── TEXTO PARA ANÁLISE

O ministro da Agricultura, Luís Capoulas Santos, afirmou que o anterior governo violou a lei ao prometer um reforço não autorizado de 200 milhões de euros para o Programa de Desenvolvimento Rural (PDR 2020).

Capoulas Santos, que está hoje a ser ouvido na comissão parlamentar de Agricultura e Mar, voltou a lamentar a fatura deixada pela sua antecessora no cargo, a centrista Assunção Cristas, mas salientou que “as expetativas dos agricultores devem ser respeitadas” e garantiu que se “vai bater por isso”.

Em causa está o facto de as candidaturas às medidas agroambientais no âmbito do PDR ultrapassarem a dotação disponível em 296 milhões de euros, uma situação que, segundo Capoulas Santos, o ministério liderado por Cristas tentou resolver com um pedido de reprogramação a Bruxelas que “onera o Orçamento do Estado em mais de 200 milhões de euros sem nenhum respaldo do Governo”.

“É inaceitável dar como adquirido que houve um reforço de 200 milhões de euros para a agricultura que ninguém autorizou e isso tem de ser autorizado”, sublinhou, destacando que o anterior Governo violou a lei.

Capoulas Santos adiantou que, logo que o governo decida incluir as verbas necessárias para assegurar a contrapartida nacional no Orçamento do Estado tenciona enviar para a Bruxelas a reprogramação correspondente.

Capoulas Santos falou ainda de outros problemas que vai ter de resolver, como o pagamento das dívidas às seguradoras, que ascendem a cerca de 20 milhões de euros, e a necessidade de encontrar mais 24 milhões de euros para pagar as obras do Alqueva cuja fonte de financiamento terminou em dezembro.

Por seu lado, o deputado do CDS-PP, Abel Baptista, acusou o ministro de estar a “criar uma instabilidade grande e permanente no setor” e de pôr os agricultores “em sobressalto” ao dizer que “não vai cumprir o que está no PDR”, enquanto o social-democrata Nuno Serra insistiu para que Capoulas Santos retire o “garrote” à agricultura e garanta o financiamento necessário para o PDR.

────
── DADOS DO EXERCÍCIO

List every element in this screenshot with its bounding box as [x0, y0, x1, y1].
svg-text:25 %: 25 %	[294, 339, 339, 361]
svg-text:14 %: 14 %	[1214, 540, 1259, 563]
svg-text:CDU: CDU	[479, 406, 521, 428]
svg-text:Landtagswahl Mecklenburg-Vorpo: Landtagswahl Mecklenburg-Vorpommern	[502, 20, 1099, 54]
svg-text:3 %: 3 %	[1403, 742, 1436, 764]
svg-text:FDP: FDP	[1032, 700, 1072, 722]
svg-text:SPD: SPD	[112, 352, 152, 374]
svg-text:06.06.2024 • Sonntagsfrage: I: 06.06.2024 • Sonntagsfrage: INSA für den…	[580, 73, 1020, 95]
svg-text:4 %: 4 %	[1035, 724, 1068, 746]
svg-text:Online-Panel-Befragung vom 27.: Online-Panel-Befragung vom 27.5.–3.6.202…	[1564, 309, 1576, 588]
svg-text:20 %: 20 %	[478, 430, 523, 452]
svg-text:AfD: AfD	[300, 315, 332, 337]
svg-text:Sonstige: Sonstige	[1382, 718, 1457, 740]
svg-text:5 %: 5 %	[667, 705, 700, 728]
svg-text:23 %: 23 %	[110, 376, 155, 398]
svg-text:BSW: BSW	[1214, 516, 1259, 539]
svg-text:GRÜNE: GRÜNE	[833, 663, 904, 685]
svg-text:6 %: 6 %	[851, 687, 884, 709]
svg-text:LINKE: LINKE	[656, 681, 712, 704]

────

## LISTA DE TAREFAS:
a) De acordo com o texto sobre as declarações do ministro da Agricultura, a quanto ascendem as dívidas às seguradoras?
b) Retome o texto sobre as declarações do ministro da Agricultura na comissão parlamentar, dando-lhe seguimento a partir da última frase.

## RESPOSTAS ESPERADAS:
a) Ascendem a cerca de 20 milhões de euros.

b)
Em termos de prioridades, Capoulas Santos adiantou que passam por um eventual plano de pagamento mais escalonado no tempo para as seguradoras, aprovação de projetos de investimento, rever os limites máximos e concluir a legislação necessária para revogar a “liberalização da plantação de eucaliptos”, cumprindo um compromisso com os Verdes.

Os deputados questionaram também o ministro sobre as soluções para ultrapassar as dificuldades dos produtores de leite e dos suinicultores, com o responsável da tutela a prometer dar continuidade e promover o diálogo entre produção, indústria e distribuição.

O deputado do PAN André Silva foi a voz dissonante, criticando o “lobby” dos laticínios e questionando o ministro sobre se o governo iria gastar dinheiro em publicidade para apoiar a indústria do leite, “uma bebida cuja produção tem elevados custos ambientais e cujos alegados benefícios nutricionais têm sido colocados em causa”.

André Silva notou ainda que também algumas suiniculturas colocam “problemas gravíssimas” por estarem a laborar sem condições para tratar os resíduos, uma situação que Capoulas Santos espera melhorar com o processo de licenciamento que está em curso e cujo prazo vai ser prorrogado por mais um ano.